== Exercise ==
Would you copy each line of the data below that has "Ejusdem"?

::::

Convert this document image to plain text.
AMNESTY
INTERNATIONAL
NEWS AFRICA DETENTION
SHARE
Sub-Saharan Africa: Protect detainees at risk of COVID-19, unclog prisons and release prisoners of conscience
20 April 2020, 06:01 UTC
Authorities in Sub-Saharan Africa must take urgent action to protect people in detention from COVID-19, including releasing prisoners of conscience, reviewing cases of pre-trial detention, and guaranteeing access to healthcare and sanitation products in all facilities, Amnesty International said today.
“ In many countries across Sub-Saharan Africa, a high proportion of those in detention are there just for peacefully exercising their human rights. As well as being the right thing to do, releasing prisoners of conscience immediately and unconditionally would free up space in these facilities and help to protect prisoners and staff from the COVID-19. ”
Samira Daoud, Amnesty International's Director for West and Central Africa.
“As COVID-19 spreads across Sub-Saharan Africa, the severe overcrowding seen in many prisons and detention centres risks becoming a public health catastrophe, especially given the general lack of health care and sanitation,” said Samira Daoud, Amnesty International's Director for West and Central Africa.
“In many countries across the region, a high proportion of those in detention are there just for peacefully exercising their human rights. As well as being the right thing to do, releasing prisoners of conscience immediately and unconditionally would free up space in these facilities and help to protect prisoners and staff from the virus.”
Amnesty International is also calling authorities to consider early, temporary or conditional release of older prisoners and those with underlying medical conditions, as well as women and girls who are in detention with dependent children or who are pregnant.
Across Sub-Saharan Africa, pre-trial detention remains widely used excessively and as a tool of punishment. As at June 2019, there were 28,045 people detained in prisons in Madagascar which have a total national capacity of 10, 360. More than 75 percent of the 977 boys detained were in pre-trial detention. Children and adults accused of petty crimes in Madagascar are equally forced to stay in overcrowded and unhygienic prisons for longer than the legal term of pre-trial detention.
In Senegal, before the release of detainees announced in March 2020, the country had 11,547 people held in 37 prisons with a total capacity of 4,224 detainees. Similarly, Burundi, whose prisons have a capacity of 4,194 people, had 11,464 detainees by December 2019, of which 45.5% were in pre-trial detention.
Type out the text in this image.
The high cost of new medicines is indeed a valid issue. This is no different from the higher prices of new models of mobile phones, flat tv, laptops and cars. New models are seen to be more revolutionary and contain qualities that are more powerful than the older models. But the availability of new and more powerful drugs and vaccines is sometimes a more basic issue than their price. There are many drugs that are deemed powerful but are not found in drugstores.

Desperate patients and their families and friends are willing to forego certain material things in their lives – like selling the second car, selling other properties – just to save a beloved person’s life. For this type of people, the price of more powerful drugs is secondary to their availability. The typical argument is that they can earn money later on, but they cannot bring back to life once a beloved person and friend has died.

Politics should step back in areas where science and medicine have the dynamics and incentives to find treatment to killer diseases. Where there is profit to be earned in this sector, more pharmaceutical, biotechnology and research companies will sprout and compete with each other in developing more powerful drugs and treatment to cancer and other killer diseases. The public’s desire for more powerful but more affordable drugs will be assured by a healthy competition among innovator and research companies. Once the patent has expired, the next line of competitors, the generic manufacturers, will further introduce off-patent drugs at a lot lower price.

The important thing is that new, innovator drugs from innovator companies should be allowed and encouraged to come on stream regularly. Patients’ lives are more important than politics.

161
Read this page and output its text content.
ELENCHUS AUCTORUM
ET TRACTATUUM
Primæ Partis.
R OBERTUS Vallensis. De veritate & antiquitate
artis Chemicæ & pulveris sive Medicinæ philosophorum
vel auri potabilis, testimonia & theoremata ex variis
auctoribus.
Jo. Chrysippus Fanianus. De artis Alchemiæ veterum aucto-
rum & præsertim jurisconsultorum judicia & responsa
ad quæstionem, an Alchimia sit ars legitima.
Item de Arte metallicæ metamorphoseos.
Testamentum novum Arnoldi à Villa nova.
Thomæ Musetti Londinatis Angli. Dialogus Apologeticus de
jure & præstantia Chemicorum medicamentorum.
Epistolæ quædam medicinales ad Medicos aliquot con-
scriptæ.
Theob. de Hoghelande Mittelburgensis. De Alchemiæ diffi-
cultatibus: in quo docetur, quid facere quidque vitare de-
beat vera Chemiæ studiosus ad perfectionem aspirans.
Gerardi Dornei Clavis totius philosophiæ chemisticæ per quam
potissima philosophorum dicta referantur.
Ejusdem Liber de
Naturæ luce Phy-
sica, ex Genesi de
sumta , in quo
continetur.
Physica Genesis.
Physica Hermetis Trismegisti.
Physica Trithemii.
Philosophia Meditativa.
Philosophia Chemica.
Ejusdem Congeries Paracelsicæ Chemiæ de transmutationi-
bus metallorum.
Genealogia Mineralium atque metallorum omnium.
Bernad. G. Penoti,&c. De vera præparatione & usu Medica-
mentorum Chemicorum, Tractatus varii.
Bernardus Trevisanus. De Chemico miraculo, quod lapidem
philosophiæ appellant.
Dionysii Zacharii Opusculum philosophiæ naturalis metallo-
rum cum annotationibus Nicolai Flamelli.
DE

::::

== Answer ==
Ejusdem Liber de
Ejusdem Congeries Paracelsicæ Chemiæ de transmutationi-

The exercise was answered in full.